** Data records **
--- Start ---

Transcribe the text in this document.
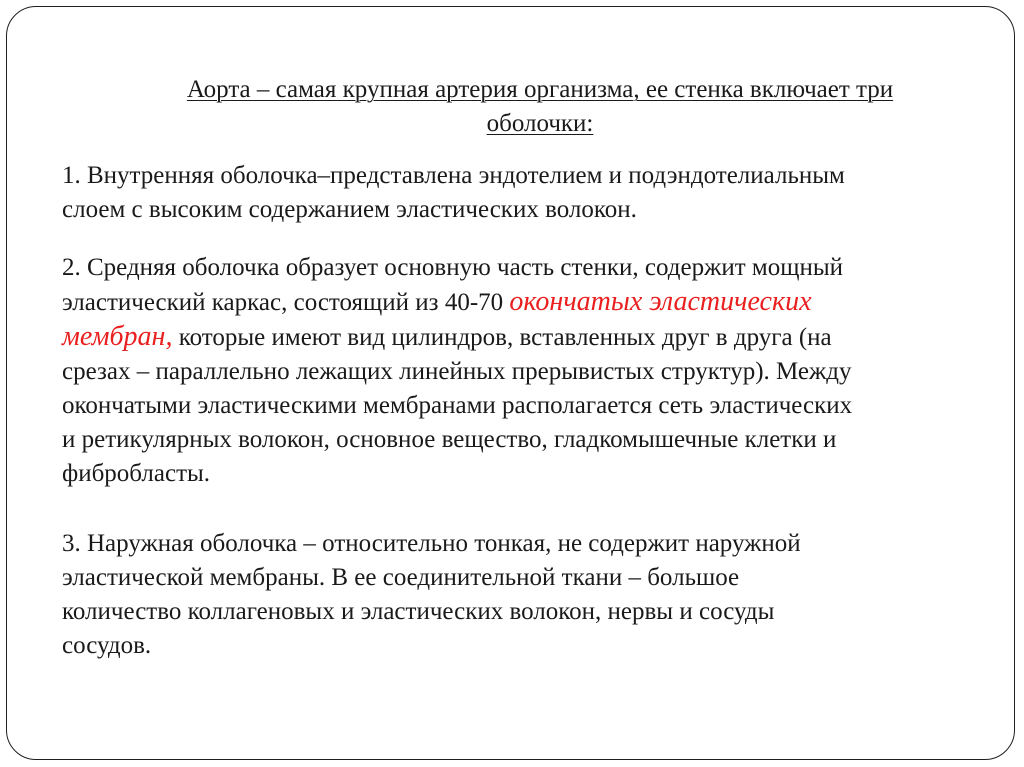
Аорта – самая крупная артерия организма, ее стенка включает три
оболочки:

1. Внутренняя оболочка–представлена эндотелием и подэндотелиальным
слоем с высоким содержанием эластических волокон.

2. Средняя оболочка образует основную часть стенки, содержит мощный
эластический каркас, состоящий из 40-70 окончатых эластических
мембран, которые имеют вид цилиндров, вставленных друг в друга (на
срезах – параллельно лежащих линейных прерывистых структур). Между
окончатыми эластическими мембранами располагается сеть эластических
и ретикулярных волокон, основное вещество, гладкомышечные клетки и
фибробласты.

3. Наружная оболочка – относительно тонкая, не содержит наружной
эластической мембраны. В ее соединительной ткани – большое
количество коллагеновых и эластических волокон, нервы и сосуды
сосудов.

--- End ---

** REQUIRED TASK **
Repeat everything in the records precisely. Images are excluded from the copy.

** WRITTEN SOLUTION **
Transcribe the text in this document.
Аорта – самая крупная артерия организма, ее стенка включает три
оболочки:

1. Внутренняя оболочка–представлена эндотелием и подэндотелиальным
слоем с высоким содержанием эластических волокон.

2. Средняя оболочка образует основную часть стенки, содержит мощный
эластический каркас, состоящий из 40-70 окончатых эластических
мембран, которые имеют вид цилиндров, вставленных друг в друга (на
срезах – параллельно лежащих линейных прерывистых структур). Между
окончатыми эластическими мембранами располагается сеть эластических
и ретикулярных волокон, основное вещество, гладкомышечные клетки и
фибробласты.

3. Наружная оболочка – относительно тонкая, не содержит наружной
эластической мембраны. В ее соединительной ткани – большое
количество коллагеновых и эластических волокон, нервы и сосуды
сосудов.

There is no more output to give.